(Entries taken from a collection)
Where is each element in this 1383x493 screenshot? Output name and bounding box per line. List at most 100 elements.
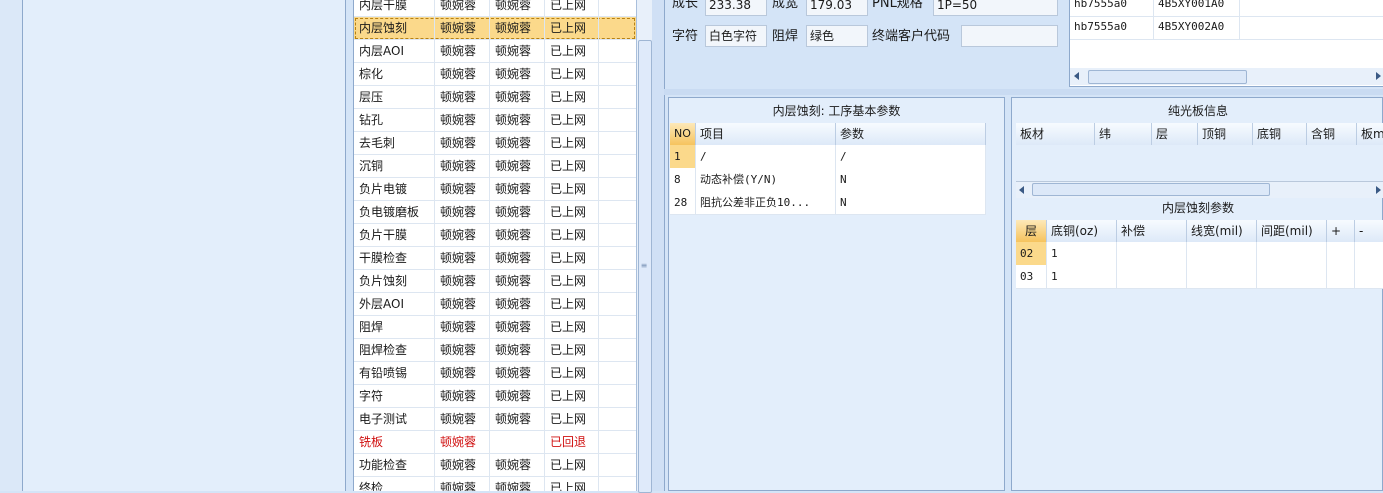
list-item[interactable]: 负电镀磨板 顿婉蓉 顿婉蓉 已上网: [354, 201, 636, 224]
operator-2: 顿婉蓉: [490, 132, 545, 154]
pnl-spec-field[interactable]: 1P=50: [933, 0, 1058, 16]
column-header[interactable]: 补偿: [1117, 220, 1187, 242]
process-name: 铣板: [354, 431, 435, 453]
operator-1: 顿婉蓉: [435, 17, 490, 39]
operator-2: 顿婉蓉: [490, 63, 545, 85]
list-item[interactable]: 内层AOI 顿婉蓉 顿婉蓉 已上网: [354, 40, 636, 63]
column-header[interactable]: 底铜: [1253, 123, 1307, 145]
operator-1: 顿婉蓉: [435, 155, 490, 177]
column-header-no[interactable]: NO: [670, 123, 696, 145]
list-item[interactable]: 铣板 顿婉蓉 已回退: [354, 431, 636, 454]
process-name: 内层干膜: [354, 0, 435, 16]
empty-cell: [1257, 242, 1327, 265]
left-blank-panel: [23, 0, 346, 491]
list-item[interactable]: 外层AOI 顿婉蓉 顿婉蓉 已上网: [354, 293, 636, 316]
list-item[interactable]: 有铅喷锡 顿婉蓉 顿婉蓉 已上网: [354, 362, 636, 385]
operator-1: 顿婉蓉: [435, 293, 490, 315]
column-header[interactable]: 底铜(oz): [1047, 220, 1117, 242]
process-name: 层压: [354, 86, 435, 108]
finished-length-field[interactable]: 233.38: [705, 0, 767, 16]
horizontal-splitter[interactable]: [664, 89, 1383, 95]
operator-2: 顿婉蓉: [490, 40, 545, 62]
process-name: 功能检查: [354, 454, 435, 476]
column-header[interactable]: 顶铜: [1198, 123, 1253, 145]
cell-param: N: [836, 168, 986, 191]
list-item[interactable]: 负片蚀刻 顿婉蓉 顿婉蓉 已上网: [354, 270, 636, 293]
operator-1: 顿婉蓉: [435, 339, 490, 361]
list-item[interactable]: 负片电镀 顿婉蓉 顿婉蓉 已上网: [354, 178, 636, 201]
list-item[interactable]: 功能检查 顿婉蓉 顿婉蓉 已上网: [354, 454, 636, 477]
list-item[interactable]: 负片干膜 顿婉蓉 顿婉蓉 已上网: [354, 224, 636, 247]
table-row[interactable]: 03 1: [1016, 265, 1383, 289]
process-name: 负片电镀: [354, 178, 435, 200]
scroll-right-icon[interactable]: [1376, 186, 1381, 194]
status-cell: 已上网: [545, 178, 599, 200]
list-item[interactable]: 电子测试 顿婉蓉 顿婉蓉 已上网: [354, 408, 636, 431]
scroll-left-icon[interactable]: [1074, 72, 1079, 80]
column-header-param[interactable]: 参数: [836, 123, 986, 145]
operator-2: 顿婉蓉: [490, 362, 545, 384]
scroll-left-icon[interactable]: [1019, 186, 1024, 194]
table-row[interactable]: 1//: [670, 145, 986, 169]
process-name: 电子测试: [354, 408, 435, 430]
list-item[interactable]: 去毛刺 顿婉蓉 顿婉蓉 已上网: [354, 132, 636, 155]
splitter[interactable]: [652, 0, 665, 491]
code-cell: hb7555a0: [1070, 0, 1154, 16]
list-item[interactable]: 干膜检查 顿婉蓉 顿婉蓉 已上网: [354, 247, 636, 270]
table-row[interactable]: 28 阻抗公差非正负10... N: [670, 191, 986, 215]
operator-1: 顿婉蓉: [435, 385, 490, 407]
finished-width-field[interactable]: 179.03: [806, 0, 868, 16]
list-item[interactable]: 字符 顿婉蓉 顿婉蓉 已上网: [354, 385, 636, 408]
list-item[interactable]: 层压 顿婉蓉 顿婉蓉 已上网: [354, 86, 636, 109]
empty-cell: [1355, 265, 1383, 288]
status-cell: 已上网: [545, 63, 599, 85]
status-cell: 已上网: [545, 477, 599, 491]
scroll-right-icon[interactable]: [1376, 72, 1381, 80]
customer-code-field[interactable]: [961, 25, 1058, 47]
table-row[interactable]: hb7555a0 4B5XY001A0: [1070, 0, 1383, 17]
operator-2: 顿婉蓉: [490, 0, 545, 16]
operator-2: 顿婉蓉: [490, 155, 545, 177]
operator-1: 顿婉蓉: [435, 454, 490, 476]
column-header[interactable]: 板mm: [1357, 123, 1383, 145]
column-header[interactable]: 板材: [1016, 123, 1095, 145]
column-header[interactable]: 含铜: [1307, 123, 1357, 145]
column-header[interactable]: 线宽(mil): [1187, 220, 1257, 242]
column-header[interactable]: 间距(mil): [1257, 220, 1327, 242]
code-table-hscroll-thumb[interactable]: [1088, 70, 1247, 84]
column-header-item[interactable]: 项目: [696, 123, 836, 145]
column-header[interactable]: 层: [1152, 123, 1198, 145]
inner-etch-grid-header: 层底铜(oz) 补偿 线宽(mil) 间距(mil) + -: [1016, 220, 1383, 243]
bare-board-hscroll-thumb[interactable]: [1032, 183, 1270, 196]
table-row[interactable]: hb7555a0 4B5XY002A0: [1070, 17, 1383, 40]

• [Task directions]: Return, unchanged, the rows that begin with the line containing "list-item[interactable]: 负电镀磨板 顿婉蓉" and end with the line containing "status-cell: 已上网: [545, 178, 599, 200]", including both of those lines.

• [Expected answer]:
list-item[interactable]: 负电镀磨板 顿婉蓉 顿婉蓉 已上网: [354, 201, 636, 224]
operator-2: 顿婉蓉: [490, 132, 545, 154]
pnl-spec-field[interactable]: 1P=50: [933, 0, 1058, 16]
column-header[interactable]: 补偿: [1117, 220, 1187, 242]
process-name: 铣板: [354, 431, 435, 453]
operator-1: 顿婉蓉: [435, 17, 490, 39]
operator-2: 顿婉蓉: [490, 63, 545, 85]
list-item[interactable]: 内层AOI 顿婉蓉 顿婉蓉 已上网: [354, 40, 636, 63]
column-header[interactable]: 底铜: [1253, 123, 1307, 145]
operator-1: 顿婉蓉: [435, 155, 490, 177]
column-header-no[interactable]: NO: [670, 123, 696, 145]
list-item[interactable]: 铣板 顿婉蓉 已回退: [354, 431, 636, 454]
process-name: 内层干膜: [354, 0, 435, 16]
empty-cell: [1257, 242, 1327, 265]
left-blank-panel: [23, 0, 346, 491]
list-item[interactable]: 外层AOI 顿婉蓉 顿婉蓉 已上网: [354, 293, 636, 316]
list-item[interactable]: 有铅喷锡 顿婉蓉 顿婉蓉 已上网: [354, 362, 636, 385]
operator-1: 顿婉蓉: [435, 293, 490, 315]
column-header[interactable]: 底铜(oz): [1047, 220, 1117, 242]
process-name: 层压: [354, 86, 435, 108]
finished-length-field[interactable]: 233.38: [705, 0, 767, 16]
horizontal-splitter[interactable]: [664, 89, 1383, 95]
operator-2: 顿婉蓉: [490, 40, 545, 62]
process-name: 功能检查: [354, 454, 435, 476]
column-header[interactable]: 顶铜: [1198, 123, 1253, 145]
cell-param: N: [836, 168, 986, 191]
list-item[interactable]: 负片蚀刻 顿婉蓉 顿婉蓉 已上网: [354, 270, 636, 293]
operator-1: 顿婉蓉: [435, 339, 490, 361]
list-item[interactable]: 负片电镀 顿婉蓉 顿婉蓉 已上网: [354, 178, 636, 201]
list-item[interactable]: 功能检查 顿婉蓉 顿婉蓉 已上网: [354, 454, 636, 477]
list-item[interactable]: 负片干膜 顿婉蓉 顿婉蓉 已上网: [354, 224, 636, 247]
table-row[interactable]: 03 1: [1016, 265, 1383, 289]
process-name: 负片电镀: [354, 178, 435, 200]
scroll-right-icon[interactable]: [1376, 186, 1381, 194]
status-cell: 已上网: [545, 178, 599, 200]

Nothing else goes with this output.